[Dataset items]
[Start]

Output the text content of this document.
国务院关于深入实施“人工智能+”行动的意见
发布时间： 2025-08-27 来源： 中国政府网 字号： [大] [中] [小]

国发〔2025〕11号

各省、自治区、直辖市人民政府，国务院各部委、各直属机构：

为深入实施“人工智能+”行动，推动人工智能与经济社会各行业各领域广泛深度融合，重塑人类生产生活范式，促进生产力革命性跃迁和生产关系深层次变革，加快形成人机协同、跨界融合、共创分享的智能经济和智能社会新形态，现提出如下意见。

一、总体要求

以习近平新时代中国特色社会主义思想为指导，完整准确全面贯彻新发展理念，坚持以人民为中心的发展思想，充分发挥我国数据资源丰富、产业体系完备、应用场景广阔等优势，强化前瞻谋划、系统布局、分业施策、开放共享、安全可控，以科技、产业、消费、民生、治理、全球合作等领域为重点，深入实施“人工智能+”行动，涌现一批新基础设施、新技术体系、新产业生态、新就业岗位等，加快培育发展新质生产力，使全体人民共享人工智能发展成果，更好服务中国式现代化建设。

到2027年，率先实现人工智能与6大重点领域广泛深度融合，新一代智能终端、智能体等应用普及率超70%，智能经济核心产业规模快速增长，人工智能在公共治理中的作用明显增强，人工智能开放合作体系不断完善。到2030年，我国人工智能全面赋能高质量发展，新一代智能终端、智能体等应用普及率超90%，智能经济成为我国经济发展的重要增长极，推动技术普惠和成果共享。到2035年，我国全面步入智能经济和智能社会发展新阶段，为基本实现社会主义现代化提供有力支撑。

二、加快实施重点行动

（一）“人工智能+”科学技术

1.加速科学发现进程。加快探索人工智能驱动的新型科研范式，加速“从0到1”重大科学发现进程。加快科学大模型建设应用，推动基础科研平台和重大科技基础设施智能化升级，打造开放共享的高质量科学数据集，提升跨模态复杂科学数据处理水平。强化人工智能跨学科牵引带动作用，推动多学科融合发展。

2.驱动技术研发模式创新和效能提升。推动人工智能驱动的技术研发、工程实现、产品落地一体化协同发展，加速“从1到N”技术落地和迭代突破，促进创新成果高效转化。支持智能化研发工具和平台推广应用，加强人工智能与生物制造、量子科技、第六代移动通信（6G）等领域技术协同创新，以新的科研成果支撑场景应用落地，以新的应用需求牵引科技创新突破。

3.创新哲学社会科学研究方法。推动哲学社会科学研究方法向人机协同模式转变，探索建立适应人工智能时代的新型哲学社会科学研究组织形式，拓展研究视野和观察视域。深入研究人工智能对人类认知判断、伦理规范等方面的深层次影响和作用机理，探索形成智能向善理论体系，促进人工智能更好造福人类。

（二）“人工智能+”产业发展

[End]

STATED GOAL:
Your task is to print the whole listing again exactly.

OUTPUT BELOW:
Output the text content of this document.
国务院关于深入实施“人工智能+”行动的意见
发布时间： 2025-08-27 来源： 中国政府网 字号： [大] [中] [小]

国发〔2025〕11号

各省、自治区、直辖市人民政府，国务院各部委、各直属机构：

为深入实施“人工智能+”行动，推动人工智能与经济社会各行业各领域广泛深度融合，重塑人类生产生活范式，促进生产力革命性跃迁和生产关系深层次变革，加快形成人机协同、跨界融合、共创分享的智能经济和智能社会新形态，现提出如下意见。

一、总体要求

以习近平新时代中国特色社会主义思想为指导，完整准确全面贯彻新发展理念，坚持以人民为中心的发展思想，充分发挥我国数据资源丰富、产业体系完备、应用场景广阔等优势，强化前瞻谋划、系统布局、分业施策、开放共享、安全可控，以科技、产业、消费、民生、治理、全球合作等领域为重点，深入实施“人工智能+”行动，涌现一批新基础设施、新技术体系、新产业生态、新就业岗位等，加快培育发展新质生产力，使全体人民共享人工智能发展成果，更好服务中国式现代化建设。

到2027年，率先实现人工智能与6大重点领域广泛深度融合，新一代智能终端、智能体等应用普及率超70%，智能经济核心产业规模快速增长，人工智能在公共治理中的作用明显增强，人工智能开放合作体系不断完善。到2030年，我国人工智能全面赋能高质量发展，新一代智能终端、智能体等应用普及率超90%，智能经济成为我国经济发展的重要增长极，推动技术普惠和成果共享。到2035年，我国全面步入智能经济和智能社会发展新阶段，为基本实现社会主义现代化提供有力支撑。

二、加快实施重点行动

（一）“人工智能+”科学技术

1.加速科学发现进程。加快探索人工智能驱动的新型科研范式，加速“从0到1”重大科学发现进程。加快科学大模型建设应用，推动基础科研平台和重大科技基础设施智能化升级，打造开放共享的高质量科学数据集，提升跨模态复杂科学数据处理水平。强化人工智能跨学科牵引带动作用，推动多学科融合发展。

2.驱动技术研发模式创新和效能提升。推动人工智能驱动的技术研发、工程实现、产品落地一体化协同发展，加速“从1到N”技术落地和迭代突破，促进创新成果高效转化。支持智能化研发工具和平台推广应用，加强人工智能与生物制造、量子科技、第六代移动通信（6G）等领域技术协同创新，以新的科研成果支撑场景应用落地，以新的应用需求牵引科技创新突破。

3.创新哲学社会科学研究方法。推动哲学社会科学研究方法向人机协同模式转变，探索建立适应人工智能时代的新型哲学社会科学研究组织形式，拓展研究视野和观察视域。深入研究人工智能对人类认知判断、伦理规范等方面的深层次影响和作用机理，探索形成智能向善理论体系，促进人工智能更好造福人类。

（二）“人工智能+”产业发展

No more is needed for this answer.